◆ OBJECTIVE
Identify and copy all lines of the material where the string "Description" is found.

[Stored items from a collection]
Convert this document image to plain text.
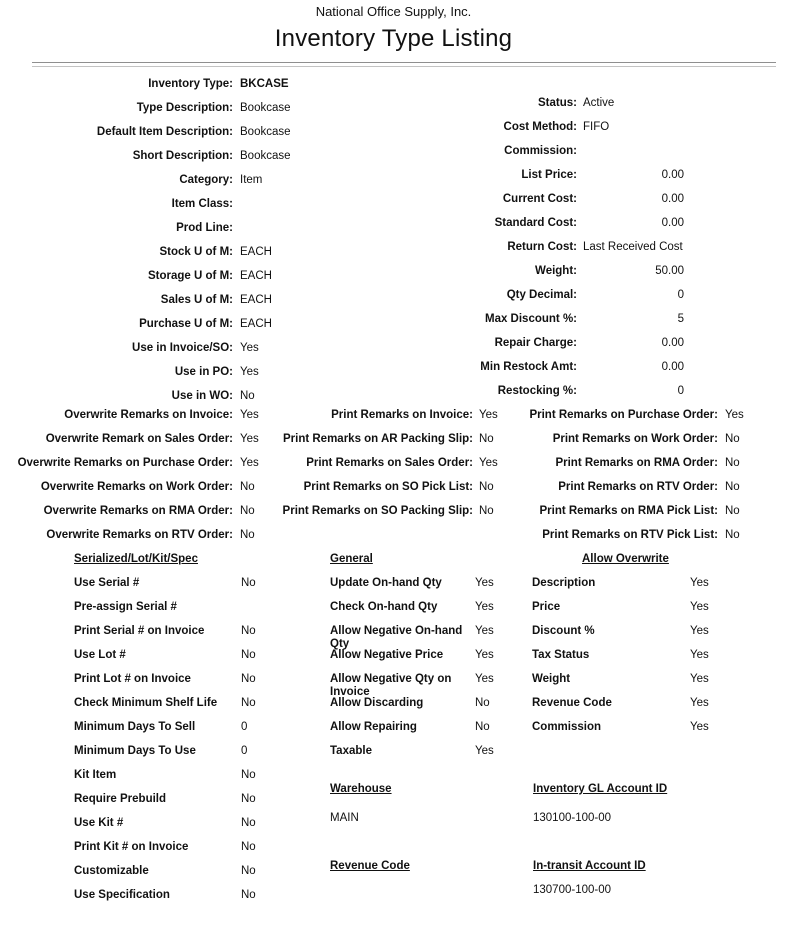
National Office Supply, Inc.
Inventory Type Listing
Inventory Type: BKCASE
Type Description: Bookcase
Default Item Description: Bookcase
Short Description: Bookcase
Category: Item
Item Class:
Prod Line:
Stock U of M: EACH
Storage U of M: EACH
Sales U of M: EACH
Purchase U of M: EACH
Use in Invoice/SO: Yes
Use in PO: Yes
Use in WO: No
Status: Active
Cost Method: FIFO
Commission:
List Price:	0.00
Current Cost:	0.00
Standard Cost:	0.00
Return Cost: Last Received Cost
Weight:	50.00
Qty Decimal:	0
Max Discount %:	5
Repair Charge:	0.00
Min Restock Amt:	0.00
Restocking %:	0
Overwrite Remarks on Invoice: Yes
Overwrite Remark on Sales Order: Yes
Overwrite Remarks on Purchase Order: Yes
Overwrite Remarks on Work Order: No
Overwrite Remarks on RMA Order: No
Overwrite Remarks on RTV Order: No
Print Remarks on Invoice: Yes
Print Remarks on AR Packing Slip: No
Print Remarks on Sales Order: Yes
Print Remarks on SO Pick List: No
Print Remarks on SO Packing Slip: No
Print Remarks on Purchase Order: Yes
Print Remarks on Work Order: No
Print Remarks on RMA Order: No
Print Remarks on RTV Order: No
Print Remarks on RMA Pick List: No
Print Remarks on RTV Pick List: No
Serialized/Lot/Kit/Spec	General	Allow Overwrite
Use Serial #	No
Pre-assign Serial #
Print Serial # on Invoice	No
Use Lot #	No
Print Lot # on Invoice	No
Check Minimum Shelf Life	No
Minimum Days To Sell	0
Minimum Days To Use	0
Kit Item	No
Require Prebuild	No
Use Kit #	No
Print Kit # on Invoice	No
Customizable	No
Use Specification	No
Update On-hand Qty	Yes
Check On-hand Qty	Yes
Allow Negative On-hand Qty
Yes
Allow Negative Price	Yes
Allow Negative Qty on Invoice
Yes
Allow Discarding	No
Allow Repairing	No
Taxable	Yes
Description	Yes
Price	Yes
Discount %	Yes
Tax Status	Yes
Weight	Yes
Revenue Code	Yes
Commission	Yes
Warehouse
MAIN
Revenue Code
Inventory GL Account ID
130100-100-00
In-transit Account ID
130700-100-00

◆ WRITTEN ANSWER
Type Description: Bookcase
Default Item Description: Bookcase
Short Description: Bookcase
Description	Yes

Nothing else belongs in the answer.